## START

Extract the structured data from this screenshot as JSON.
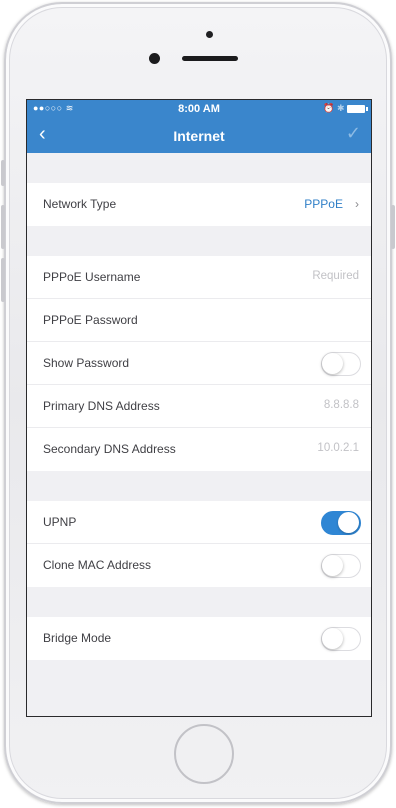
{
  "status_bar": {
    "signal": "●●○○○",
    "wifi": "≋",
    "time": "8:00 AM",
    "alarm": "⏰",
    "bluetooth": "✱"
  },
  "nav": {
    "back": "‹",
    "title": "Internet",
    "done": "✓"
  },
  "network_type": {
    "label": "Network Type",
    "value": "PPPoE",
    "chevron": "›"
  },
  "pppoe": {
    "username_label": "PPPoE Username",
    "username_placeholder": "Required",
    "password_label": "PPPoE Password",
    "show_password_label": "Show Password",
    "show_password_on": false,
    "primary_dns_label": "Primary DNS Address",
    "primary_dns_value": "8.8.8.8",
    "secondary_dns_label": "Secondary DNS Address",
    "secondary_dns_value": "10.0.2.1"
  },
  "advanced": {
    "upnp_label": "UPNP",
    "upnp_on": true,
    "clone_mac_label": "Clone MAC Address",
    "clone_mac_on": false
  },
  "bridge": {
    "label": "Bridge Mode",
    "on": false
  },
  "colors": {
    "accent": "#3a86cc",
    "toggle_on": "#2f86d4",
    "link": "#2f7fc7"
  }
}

## END

### Requirement
Write out all the entries again, word for word, and print no images.

### Worked answer
Extract the structured data from this screenshot as JSON.
{
  "status_bar": {
    "signal": "●●○○○",
    "wifi": "≋",
    "time": "8:00 AM",
    "alarm": "⏰",
    "bluetooth": "✱"
  },
  "nav": {
    "back": "‹",
    "title": "Internet",
    "done": "✓"
  },
  "network_type": {
    "label": "Network Type",
    "value": "PPPoE",
    "chevron": "›"
  },
  "pppoe": {
    "username_label": "PPPoE Username",
    "username_placeholder": "Required",
    "password_label": "PPPoE Password",
    "show_password_label": "Show Password",
    "show_password_on": false,
    "primary_dns_label": "Primary DNS Address",
    "primary_dns_value": "8.8.8.8",
    "secondary_dns_label": "Secondary DNS Address",
    "secondary_dns_value": "10.0.2.1"
  },
  "advanced": {
    "upnp_label": "UPNP",
    "upnp_on": true,
    "clone_mac_label": "Clone MAC Address",
    "clone_mac_on": false
  },
  "bridge": {
    "label": "Bridge Mode",
    "on": false
  },
  "colors": {
    "accent": "#3a86cc",
    "toggle_on": "#2f86d4",
    "link": "#2f7fc7"
  }
}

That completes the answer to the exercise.